• [What this task involves]:
Write out the data below in full, unchanged, minus the images.

Dataset records:

** start **

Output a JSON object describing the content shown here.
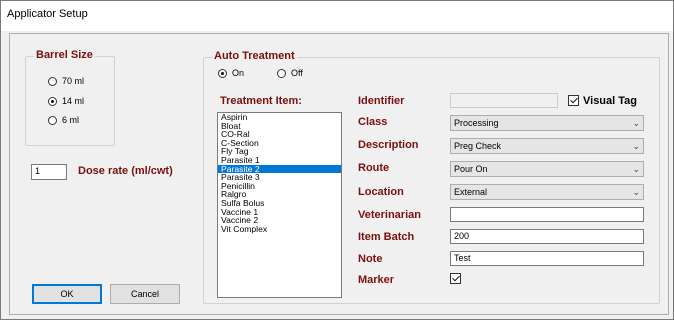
{
  "window": {
    "title": "Applicator Setup"
  },
  "barrel_size": {
    "title": "Barrel Size",
    "options": [
      {
        "label": "70 ml",
        "checked": false
      },
      {
        "label": "14 ml",
        "checked": true
      },
      {
        "label": "6 ml",
        "checked": false
      }
    ]
  },
  "dose": {
    "value": "1",
    "label": "Dose rate (ml/cwt)"
  },
  "auto_treatment": {
    "title": "Auto Treatment",
    "on_label": "On",
    "off_label": "Off",
    "selected": "On",
    "treatment_label": "Treatment Item:",
    "items": [
      "Aspirin",
      "Bloat",
      "CO-Ral",
      "C-Section",
      "Fly Tag",
      "Parasite 1",
      "Parasite 2",
      "Parasite 3",
      "Penicillin",
      "Ralgro",
      "Sulfa Bolus",
      "Vaccine 1",
      "Vaccine 2",
      "Vit Complex"
    ],
    "selected_item": "Parasite 2"
  },
  "form": {
    "identifier_label": "Identifier",
    "identifier_value": "",
    "visual_tag_label": "Visual Tag",
    "visual_tag_checked": true,
    "class_label": "Class",
    "class_value": "Processing",
    "description_label": "Description",
    "description_value": "Preg Check",
    "route_label": "Route",
    "route_value": "Pour On",
    "location_label": "Location",
    "location_value": "External",
    "veterinarian_label": "Veterinarian",
    "veterinarian_value": "",
    "item_batch_label": "Item Batch",
    "item_batch_value": "200",
    "note_label": "Note",
    "note_value": "Test",
    "marker_label": "Marker",
    "marker_checked": true
  },
  "buttons": {
    "ok": "OK",
    "cancel": "Cancel"
  }
}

** end **

• [Result]:
Output a JSON object describing the content shown here.
{
  "window": {
    "title": "Applicator Setup"
  },
  "barrel_size": {
    "title": "Barrel Size",
    "options": [
      {
        "label": "70 ml",
        "checked": false
      },
      {
        "label": "14 ml",
        "checked": true
      },
      {
        "label": "6 ml",
        "checked": false
      }
    ]
  },
  "dose": {
    "value": "1",
    "label": "Dose rate (ml/cwt)"
  },
  "auto_treatment": {
    "title": "Auto Treatment",
    "on_label": "On",
    "off_label": "Off",
    "selected": "On",
    "treatment_label": "Treatment Item:",
    "items": [
      "Aspirin",
      "Bloat",
      "CO-Ral",
      "C-Section",
      "Fly Tag",
      "Parasite 1",
      "Parasite 2",
      "Parasite 3",
      "Penicillin",
      "Ralgro",
      "Sulfa Bolus",
      "Vaccine 1",
      "Vaccine 2",
      "Vit Complex"
    ],
    "selected_item": "Parasite 2"
  },
  "form": {
    "identifier_label": "Identifier",
    "identifier_value": "",
    "visual_tag_label": "Visual Tag",
    "visual_tag_checked": true,
    "class_label": "Class",
    "class_value": "Processing",
    "description_label": "Description",
    "description_value": "Preg Check",
    "route_label": "Route",
    "route_value": "Pour On",
    "location_label": "Location",
    "location_value": "External",
    "veterinarian_label": "Veterinarian",
    "veterinarian_value": "",
    "item_batch_label": "Item Batch",
    "item_batch_value": "200",
    "note_label": "Note",
    "note_value": "Test",
    "marker_label": "Marker",
    "marker_checked": true
  },
  "buttons": {
    "ok": "OK",
    "cancel": "Cancel"
  }
}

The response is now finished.